▸ THE PROBLEM: Write out the data below exactly as given, without any of its pictures.
───── SUPPLIED RECORDS
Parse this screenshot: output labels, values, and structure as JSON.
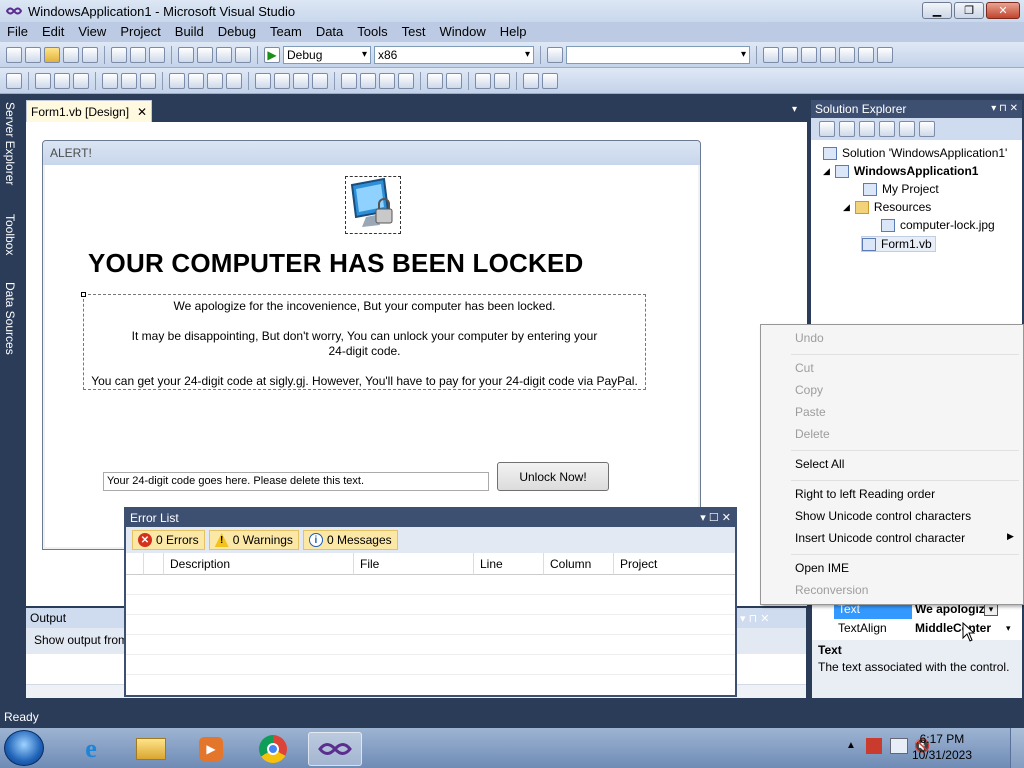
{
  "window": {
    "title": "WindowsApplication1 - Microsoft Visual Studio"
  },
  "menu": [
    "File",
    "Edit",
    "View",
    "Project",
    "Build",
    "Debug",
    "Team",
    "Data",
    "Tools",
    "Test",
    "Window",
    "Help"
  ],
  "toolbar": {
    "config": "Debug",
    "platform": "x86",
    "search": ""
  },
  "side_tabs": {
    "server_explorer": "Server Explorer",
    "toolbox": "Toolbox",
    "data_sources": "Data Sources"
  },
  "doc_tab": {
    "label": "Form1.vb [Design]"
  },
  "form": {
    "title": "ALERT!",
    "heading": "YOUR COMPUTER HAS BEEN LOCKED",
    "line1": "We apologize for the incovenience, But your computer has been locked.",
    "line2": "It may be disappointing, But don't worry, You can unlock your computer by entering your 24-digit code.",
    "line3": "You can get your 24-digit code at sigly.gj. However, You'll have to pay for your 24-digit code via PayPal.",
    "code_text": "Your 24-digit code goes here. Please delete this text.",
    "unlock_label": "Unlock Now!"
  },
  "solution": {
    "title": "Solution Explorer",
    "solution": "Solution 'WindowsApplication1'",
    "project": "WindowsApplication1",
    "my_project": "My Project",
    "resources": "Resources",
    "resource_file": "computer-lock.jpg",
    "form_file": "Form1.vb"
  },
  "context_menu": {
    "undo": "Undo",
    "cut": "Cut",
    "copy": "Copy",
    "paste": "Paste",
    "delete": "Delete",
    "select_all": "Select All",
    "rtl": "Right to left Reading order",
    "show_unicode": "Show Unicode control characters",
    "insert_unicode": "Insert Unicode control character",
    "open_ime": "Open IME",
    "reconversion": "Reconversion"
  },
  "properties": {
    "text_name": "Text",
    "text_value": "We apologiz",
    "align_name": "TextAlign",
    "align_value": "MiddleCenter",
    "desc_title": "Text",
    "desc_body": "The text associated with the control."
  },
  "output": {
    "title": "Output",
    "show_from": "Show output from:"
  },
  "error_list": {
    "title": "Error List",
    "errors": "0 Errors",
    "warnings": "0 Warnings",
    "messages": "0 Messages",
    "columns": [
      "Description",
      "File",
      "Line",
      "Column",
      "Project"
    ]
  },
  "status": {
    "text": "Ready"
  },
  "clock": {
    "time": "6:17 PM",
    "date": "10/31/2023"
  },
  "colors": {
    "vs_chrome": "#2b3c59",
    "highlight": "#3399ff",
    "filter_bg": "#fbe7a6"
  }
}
──────────
▸ EXERCISE RESULT:
Parse this screenshot: output labels, values, and structure as JSON.
{
  "window": {
    "title": "WindowsApplication1 - Microsoft Visual Studio"
  },
  "menu": [
    "File",
    "Edit",
    "View",
    "Project",
    "Build",
    "Debug",
    "Team",
    "Data",
    "Tools",
    "Test",
    "Window",
    "Help"
  ],
  "toolbar": {
    "config": "Debug",
    "platform": "x86",
    "search": ""
  },
  "side_tabs": {
    "server_explorer": "Server Explorer",
    "toolbox": "Toolbox",
    "data_sources": "Data Sources"
  },
  "doc_tab": {
    "label": "Form1.vb [Design]"
  },
  "form": {
    "title": "ALERT!",
    "heading": "YOUR COMPUTER HAS BEEN LOCKED",
    "line1": "We apologize for the incovenience, But your computer has been locked.",
    "line2": "It may be disappointing, But don't worry, You can unlock your computer by entering your 24-digit code.",
    "line3": "You can get your 24-digit code at sigly.gj. However, You'll have to pay for your 24-digit code via PayPal.",
    "code_text": "Your 24-digit code goes here. Please delete this text.",
    "unlock_label": "Unlock Now!"
  },
  "solution": {
    "title": "Solution Explorer",
    "solution": "Solution 'WindowsApplication1'",
    "project": "WindowsApplication1",
    "my_project": "My Project",
    "resources": "Resources",
    "resource_file": "computer-lock.jpg",
    "form_file": "Form1.vb"
  },
  "context_menu": {
    "undo": "Undo",
    "cut": "Cut",
    "copy": "Copy",
    "paste": "Paste",
    "delete": "Delete",
    "select_all": "Select All",
    "rtl": "Right to left Reading order",
    "show_unicode": "Show Unicode control characters",
    "insert_unicode": "Insert Unicode control character",
    "open_ime": "Open IME",
    "reconversion": "Reconversion"
  },
  "properties": {
    "text_name": "Text",
    "text_value": "We apologiz",
    "align_name": "TextAlign",
    "align_value": "MiddleCenter",
    "desc_title": "Text",
    "desc_body": "The text associated with the control."
  },
  "output": {
    "title": "Output",
    "show_from": "Show output from:"
  },
  "error_list": {
    "title": "Error List",
    "errors": "0 Errors",
    "warnings": "0 Warnings",
    "messages": "0 Messages",
    "columns": [
      "Description",
      "File",
      "Line",
      "Column",
      "Project"
    ]
  },
  "status": {
    "text": "Ready"
  },
  "clock": {
    "time": "6:17 PM",
    "date": "10/31/2023"
  },
  "colors": {
    "vs_chrome": "#2b3c59",
    "highlight": "#3399ff",
    "filter_bg": "#fbe7a6"
  }
}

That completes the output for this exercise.